» Supplied information
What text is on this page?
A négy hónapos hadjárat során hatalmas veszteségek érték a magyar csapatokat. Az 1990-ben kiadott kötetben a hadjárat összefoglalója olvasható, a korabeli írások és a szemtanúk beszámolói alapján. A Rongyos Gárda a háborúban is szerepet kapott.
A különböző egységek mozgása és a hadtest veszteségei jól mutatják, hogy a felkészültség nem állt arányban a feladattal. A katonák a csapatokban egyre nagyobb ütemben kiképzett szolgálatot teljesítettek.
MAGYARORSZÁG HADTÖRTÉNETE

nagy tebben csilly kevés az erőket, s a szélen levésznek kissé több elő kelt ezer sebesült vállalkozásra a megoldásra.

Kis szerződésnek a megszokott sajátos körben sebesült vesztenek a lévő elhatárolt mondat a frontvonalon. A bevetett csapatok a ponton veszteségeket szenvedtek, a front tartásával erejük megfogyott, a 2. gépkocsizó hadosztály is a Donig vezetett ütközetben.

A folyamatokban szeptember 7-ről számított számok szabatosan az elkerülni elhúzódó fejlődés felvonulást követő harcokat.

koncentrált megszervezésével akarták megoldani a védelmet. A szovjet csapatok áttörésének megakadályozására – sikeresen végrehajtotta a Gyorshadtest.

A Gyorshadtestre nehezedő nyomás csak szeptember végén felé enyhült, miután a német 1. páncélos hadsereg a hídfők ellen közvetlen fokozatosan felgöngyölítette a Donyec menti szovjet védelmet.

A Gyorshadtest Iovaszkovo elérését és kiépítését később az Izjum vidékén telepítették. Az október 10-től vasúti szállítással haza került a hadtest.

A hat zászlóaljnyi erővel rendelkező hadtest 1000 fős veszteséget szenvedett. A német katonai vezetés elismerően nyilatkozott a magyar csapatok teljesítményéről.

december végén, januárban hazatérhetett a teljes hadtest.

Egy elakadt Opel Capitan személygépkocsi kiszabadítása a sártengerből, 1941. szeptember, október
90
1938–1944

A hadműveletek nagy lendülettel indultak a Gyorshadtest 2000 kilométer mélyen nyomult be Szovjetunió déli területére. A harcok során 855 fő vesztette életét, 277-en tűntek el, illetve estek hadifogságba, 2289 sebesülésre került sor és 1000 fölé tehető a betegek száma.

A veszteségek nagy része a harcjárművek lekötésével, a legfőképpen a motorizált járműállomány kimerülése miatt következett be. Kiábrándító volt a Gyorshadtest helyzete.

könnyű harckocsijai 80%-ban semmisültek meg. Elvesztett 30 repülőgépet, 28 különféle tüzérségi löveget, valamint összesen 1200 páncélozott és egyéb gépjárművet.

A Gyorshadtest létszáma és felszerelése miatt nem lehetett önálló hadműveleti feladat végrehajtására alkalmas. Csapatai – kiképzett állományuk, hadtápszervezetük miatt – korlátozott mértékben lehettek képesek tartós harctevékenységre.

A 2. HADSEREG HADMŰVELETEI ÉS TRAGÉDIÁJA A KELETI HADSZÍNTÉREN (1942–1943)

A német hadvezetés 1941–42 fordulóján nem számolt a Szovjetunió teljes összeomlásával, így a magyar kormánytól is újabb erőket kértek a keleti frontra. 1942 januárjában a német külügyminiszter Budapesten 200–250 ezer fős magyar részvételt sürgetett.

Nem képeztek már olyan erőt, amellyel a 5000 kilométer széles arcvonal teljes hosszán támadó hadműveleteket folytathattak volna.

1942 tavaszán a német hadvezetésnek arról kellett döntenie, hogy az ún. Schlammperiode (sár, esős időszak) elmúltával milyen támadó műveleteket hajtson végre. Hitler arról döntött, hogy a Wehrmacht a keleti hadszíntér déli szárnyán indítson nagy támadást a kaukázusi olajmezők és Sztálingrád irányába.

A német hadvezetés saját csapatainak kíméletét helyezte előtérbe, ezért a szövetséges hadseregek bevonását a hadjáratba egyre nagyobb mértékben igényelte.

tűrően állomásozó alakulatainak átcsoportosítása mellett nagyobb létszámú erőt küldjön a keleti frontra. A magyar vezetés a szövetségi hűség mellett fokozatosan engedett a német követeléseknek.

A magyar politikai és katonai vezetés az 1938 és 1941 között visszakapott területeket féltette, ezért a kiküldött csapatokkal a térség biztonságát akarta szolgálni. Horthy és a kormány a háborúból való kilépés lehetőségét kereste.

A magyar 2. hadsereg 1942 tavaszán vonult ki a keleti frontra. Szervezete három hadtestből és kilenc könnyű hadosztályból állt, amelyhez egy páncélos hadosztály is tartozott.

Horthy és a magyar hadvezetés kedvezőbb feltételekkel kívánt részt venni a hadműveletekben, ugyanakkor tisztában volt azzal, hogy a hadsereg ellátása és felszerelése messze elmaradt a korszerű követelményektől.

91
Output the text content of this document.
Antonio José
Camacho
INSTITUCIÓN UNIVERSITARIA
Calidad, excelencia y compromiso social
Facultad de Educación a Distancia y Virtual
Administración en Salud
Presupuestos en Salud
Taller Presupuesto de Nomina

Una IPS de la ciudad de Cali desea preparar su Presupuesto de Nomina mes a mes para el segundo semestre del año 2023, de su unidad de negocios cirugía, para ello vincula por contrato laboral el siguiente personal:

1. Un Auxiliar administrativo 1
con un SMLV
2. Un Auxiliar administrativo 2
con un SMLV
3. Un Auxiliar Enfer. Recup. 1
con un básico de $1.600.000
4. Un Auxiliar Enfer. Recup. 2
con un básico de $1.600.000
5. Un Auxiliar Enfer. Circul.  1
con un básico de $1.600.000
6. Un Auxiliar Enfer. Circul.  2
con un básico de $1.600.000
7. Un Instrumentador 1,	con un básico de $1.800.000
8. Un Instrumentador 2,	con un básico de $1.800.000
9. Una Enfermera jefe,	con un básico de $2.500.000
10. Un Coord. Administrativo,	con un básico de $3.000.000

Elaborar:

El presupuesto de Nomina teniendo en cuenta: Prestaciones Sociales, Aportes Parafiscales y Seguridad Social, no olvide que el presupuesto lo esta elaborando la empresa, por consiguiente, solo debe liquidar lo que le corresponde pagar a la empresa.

» Task statement
What is the number of lines in the records that contain the string "hogy"? Give only that number.

» Answer to this task
3